Dataset records:
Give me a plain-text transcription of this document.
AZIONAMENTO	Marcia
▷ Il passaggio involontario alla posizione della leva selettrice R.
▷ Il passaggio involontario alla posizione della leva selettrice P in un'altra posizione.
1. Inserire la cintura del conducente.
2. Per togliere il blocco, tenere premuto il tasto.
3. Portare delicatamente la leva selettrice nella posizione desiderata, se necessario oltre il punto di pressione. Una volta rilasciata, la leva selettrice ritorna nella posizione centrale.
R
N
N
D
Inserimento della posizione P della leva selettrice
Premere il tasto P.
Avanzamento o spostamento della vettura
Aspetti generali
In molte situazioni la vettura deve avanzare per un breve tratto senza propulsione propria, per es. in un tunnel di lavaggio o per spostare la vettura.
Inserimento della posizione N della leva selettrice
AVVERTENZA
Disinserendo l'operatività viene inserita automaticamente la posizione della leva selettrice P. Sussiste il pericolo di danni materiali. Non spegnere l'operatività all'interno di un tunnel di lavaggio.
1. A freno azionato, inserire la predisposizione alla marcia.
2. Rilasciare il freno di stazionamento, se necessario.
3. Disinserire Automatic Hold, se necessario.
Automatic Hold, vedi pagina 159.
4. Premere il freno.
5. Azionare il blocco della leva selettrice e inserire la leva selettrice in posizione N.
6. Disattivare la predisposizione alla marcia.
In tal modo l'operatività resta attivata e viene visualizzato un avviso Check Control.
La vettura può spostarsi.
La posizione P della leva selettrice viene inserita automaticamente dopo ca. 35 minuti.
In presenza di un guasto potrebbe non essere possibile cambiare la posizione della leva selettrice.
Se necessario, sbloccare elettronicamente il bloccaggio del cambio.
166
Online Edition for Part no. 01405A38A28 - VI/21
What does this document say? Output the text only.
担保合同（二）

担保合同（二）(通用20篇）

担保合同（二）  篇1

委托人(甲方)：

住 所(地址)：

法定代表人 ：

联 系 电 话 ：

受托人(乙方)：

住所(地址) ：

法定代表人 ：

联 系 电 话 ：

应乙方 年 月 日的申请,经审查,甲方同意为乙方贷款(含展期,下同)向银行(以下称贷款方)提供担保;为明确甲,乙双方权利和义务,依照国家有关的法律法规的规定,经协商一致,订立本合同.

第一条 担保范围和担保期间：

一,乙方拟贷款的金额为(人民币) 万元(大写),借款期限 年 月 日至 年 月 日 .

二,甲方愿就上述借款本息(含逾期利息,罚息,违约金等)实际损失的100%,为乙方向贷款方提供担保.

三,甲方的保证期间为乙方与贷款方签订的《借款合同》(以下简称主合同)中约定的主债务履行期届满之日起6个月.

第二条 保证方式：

## Task prompt
Each line holding the word "tasto" counts once; report the total and nothing else.

## Completed task
2